**Set task**
Pull every line with the word "JSON" out of the entries below.

**Provided material**
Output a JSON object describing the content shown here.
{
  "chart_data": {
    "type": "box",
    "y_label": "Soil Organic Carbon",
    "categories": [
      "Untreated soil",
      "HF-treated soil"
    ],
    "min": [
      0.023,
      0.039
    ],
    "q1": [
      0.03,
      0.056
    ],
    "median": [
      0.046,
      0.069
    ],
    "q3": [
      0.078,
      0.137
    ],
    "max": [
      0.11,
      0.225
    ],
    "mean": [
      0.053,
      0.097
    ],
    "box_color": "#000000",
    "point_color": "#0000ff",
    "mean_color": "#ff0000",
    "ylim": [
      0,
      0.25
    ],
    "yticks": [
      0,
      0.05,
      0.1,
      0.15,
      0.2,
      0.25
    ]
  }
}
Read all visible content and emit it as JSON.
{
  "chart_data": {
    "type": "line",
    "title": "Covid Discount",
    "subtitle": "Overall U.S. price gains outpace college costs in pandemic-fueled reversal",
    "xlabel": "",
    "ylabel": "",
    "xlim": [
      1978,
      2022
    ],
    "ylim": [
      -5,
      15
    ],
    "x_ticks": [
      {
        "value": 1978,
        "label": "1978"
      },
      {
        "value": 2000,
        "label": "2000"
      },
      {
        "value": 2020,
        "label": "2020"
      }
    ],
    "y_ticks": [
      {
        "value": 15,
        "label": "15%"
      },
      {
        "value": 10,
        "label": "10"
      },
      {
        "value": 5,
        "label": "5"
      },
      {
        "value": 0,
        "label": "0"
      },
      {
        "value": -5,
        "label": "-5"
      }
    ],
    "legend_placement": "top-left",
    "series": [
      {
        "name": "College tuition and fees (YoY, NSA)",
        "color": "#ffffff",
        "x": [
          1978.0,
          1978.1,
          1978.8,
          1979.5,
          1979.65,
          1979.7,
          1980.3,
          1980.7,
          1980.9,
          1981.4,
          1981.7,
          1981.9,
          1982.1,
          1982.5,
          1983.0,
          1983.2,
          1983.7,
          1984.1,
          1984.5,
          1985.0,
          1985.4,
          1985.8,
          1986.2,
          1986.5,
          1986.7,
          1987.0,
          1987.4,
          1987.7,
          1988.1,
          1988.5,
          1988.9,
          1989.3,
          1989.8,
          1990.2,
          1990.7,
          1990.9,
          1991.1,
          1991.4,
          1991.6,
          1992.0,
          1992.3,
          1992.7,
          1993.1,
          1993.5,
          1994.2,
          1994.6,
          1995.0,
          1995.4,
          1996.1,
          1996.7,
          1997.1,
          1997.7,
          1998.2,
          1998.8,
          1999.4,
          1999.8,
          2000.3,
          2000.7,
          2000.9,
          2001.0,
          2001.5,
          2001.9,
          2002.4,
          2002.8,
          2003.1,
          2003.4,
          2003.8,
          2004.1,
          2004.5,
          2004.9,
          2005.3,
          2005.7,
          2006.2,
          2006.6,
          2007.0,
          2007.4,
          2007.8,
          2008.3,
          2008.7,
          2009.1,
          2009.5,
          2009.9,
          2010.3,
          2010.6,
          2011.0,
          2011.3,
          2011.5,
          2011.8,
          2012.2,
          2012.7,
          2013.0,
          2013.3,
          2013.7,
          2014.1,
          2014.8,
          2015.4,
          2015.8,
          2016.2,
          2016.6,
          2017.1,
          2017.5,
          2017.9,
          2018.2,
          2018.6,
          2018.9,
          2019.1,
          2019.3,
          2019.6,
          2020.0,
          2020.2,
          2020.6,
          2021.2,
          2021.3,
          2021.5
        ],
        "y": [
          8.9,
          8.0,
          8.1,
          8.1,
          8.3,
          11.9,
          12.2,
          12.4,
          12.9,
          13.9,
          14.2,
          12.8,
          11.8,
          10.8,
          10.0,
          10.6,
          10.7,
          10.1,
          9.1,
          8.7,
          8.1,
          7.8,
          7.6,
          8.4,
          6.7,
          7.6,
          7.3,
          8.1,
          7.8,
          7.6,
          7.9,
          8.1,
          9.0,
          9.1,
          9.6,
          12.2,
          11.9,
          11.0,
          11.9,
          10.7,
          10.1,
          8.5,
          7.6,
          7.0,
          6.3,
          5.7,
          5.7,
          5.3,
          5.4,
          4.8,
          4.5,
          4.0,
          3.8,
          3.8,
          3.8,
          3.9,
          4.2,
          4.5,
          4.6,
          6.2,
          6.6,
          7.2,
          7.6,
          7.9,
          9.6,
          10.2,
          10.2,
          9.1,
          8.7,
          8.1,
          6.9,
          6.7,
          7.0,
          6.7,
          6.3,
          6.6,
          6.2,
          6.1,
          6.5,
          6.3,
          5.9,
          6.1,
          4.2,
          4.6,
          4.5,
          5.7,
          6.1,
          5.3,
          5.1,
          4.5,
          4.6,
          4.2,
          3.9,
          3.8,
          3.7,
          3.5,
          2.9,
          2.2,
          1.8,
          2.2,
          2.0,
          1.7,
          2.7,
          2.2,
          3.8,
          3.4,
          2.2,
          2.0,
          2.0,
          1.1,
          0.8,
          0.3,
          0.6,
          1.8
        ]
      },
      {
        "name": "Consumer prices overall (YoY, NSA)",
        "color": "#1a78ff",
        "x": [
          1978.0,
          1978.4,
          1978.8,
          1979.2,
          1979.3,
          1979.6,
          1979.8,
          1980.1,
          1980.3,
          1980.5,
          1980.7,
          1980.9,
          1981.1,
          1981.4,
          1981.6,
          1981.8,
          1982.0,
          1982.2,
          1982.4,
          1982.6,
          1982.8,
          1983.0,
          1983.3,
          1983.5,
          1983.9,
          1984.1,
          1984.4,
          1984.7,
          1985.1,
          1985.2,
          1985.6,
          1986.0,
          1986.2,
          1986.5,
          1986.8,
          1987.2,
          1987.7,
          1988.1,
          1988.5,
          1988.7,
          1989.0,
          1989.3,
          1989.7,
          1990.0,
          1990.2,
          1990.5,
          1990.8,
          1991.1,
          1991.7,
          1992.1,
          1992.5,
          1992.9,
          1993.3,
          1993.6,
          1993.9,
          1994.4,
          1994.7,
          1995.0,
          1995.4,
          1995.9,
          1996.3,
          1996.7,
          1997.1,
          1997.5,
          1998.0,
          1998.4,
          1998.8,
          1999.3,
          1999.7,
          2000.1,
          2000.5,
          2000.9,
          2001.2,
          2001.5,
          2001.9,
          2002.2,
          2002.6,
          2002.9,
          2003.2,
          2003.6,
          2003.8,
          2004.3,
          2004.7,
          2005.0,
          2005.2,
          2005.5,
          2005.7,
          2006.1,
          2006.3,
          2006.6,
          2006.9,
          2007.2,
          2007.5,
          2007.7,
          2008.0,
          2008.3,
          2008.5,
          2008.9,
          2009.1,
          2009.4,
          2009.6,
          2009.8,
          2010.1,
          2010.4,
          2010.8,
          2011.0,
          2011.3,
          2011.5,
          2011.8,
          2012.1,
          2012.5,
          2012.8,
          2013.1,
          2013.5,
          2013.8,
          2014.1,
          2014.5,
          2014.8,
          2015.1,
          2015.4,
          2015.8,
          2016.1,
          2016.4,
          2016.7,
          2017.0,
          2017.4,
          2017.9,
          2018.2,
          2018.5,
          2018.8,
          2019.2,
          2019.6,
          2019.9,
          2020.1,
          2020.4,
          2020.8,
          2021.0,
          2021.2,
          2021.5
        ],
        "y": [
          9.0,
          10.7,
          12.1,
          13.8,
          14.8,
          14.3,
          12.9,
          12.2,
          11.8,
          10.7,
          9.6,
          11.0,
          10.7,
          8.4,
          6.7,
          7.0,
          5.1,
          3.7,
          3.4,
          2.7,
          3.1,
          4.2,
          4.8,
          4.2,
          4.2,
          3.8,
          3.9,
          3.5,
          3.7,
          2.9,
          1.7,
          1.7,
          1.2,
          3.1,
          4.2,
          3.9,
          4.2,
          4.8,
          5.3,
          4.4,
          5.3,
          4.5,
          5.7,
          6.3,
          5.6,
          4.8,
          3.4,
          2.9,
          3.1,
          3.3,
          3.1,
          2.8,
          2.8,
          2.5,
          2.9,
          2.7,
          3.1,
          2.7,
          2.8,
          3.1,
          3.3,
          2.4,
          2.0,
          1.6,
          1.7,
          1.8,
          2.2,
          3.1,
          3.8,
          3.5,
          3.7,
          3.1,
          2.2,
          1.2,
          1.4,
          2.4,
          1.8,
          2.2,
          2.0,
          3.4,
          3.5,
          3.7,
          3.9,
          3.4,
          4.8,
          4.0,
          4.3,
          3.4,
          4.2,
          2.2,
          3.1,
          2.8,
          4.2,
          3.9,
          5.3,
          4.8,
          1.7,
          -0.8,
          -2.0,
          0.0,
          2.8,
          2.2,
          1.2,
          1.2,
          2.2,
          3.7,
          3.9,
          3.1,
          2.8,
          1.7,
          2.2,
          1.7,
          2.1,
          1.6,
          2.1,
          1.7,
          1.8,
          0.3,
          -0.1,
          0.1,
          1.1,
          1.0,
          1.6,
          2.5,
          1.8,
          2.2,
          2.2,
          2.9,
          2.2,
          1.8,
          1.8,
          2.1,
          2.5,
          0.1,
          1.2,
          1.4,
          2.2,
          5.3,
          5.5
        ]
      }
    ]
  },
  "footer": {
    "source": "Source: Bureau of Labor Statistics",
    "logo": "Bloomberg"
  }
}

**Written solution**
Output a JSON object describing the content shown here.
Read all visible content and emit it as JSON.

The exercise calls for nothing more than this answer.